======== WORKING DATA ========

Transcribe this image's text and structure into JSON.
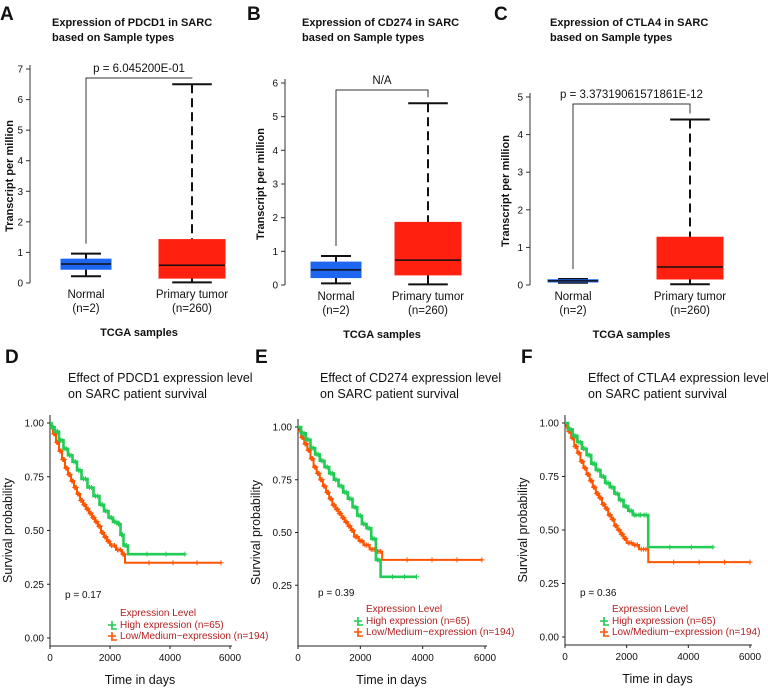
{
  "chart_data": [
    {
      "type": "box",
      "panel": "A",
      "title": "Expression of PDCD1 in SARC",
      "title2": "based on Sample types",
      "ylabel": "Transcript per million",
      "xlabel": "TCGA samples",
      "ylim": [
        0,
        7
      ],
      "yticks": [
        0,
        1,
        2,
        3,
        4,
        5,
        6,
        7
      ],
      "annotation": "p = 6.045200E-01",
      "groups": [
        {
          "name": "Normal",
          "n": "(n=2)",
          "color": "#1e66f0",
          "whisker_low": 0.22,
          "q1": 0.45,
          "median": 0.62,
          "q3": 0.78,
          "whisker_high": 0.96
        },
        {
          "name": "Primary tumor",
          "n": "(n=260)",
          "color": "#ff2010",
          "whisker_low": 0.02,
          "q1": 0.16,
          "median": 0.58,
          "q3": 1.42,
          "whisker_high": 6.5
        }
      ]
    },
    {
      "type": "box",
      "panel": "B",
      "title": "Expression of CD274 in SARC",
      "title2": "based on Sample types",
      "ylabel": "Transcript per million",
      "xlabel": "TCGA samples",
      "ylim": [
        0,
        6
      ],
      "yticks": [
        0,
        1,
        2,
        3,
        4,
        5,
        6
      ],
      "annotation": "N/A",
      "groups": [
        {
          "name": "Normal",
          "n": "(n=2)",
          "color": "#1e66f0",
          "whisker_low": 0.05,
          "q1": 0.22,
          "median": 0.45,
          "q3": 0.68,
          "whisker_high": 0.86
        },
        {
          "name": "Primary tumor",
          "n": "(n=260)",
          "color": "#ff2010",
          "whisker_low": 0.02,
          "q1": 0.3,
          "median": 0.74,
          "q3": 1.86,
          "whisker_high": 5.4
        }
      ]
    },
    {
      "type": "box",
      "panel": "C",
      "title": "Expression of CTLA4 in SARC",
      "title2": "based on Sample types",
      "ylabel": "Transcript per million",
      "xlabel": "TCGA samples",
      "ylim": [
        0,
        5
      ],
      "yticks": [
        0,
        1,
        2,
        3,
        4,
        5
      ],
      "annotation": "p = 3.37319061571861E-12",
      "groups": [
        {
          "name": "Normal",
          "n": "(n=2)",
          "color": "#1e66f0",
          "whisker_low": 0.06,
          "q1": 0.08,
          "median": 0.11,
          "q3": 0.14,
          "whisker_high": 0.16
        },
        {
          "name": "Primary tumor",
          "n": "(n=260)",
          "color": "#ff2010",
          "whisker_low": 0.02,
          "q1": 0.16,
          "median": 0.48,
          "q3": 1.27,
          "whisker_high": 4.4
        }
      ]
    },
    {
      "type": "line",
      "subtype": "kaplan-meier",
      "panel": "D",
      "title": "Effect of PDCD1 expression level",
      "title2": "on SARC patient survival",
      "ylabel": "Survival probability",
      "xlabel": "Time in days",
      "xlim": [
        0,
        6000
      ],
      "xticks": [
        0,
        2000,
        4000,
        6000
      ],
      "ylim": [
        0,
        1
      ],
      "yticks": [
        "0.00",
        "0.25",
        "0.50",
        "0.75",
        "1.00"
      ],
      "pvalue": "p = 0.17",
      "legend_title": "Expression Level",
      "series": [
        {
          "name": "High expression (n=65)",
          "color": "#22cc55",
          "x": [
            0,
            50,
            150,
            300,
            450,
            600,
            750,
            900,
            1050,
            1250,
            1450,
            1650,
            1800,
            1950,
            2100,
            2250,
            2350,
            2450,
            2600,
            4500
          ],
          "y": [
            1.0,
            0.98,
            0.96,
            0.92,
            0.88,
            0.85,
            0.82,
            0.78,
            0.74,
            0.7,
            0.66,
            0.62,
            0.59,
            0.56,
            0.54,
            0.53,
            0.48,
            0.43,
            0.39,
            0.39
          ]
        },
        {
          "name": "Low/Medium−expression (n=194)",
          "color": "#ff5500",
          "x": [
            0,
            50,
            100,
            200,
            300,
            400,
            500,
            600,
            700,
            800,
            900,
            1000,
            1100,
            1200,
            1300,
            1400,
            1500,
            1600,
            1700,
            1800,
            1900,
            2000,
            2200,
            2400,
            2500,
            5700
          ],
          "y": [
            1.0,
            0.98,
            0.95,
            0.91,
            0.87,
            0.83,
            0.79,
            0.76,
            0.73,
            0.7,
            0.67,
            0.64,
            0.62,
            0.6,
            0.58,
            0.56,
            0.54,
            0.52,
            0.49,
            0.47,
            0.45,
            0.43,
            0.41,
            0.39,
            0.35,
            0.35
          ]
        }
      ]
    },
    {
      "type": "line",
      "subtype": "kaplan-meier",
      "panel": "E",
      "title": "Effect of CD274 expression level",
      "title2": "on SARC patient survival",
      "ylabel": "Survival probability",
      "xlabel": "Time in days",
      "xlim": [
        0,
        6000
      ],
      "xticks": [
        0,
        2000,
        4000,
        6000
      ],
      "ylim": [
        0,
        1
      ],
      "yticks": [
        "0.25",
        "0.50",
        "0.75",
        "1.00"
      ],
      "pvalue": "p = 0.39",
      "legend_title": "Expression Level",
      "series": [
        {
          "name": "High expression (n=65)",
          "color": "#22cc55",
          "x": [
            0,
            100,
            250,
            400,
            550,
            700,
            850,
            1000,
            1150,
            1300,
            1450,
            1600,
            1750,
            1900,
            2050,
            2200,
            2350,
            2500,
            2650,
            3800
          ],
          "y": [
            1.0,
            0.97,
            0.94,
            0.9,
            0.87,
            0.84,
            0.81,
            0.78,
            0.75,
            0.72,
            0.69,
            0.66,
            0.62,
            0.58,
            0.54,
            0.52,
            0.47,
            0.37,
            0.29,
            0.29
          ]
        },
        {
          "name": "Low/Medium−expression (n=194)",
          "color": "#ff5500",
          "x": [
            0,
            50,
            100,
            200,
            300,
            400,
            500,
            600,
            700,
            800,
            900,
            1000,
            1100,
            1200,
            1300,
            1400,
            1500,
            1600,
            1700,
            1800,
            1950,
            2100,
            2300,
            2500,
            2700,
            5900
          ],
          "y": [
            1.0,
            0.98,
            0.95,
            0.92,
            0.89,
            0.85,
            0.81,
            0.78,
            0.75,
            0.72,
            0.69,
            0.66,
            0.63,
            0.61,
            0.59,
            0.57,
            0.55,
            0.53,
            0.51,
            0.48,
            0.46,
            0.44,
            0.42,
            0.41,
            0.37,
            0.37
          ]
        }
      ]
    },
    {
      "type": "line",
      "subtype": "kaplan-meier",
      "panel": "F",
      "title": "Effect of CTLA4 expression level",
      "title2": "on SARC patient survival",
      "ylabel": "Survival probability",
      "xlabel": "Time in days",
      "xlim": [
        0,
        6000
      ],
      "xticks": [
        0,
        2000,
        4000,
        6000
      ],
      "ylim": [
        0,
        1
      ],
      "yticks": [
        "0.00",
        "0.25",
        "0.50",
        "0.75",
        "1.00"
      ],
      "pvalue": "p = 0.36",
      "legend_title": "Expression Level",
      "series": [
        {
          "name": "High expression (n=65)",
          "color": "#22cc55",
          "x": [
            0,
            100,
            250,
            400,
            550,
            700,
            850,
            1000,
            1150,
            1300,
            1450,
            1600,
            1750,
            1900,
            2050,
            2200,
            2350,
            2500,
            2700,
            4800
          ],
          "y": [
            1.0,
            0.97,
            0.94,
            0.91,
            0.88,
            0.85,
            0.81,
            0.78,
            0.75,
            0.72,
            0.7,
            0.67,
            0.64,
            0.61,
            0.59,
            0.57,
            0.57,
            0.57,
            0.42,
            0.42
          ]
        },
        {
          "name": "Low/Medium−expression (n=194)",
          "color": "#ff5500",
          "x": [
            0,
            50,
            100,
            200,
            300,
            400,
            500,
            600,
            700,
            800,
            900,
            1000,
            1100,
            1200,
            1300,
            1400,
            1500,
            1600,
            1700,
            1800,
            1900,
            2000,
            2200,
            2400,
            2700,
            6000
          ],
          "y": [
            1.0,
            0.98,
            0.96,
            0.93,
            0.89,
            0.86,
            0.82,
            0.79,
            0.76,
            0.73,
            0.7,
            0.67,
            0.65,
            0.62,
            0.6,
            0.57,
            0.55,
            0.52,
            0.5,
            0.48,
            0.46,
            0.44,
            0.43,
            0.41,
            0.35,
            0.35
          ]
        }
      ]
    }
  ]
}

========

ASSIGNED TASK:
Looking at the entries, how many lines contain the string "median"? The answer is that number alone.

OUTPUT FOR THIS EXERCISE:
6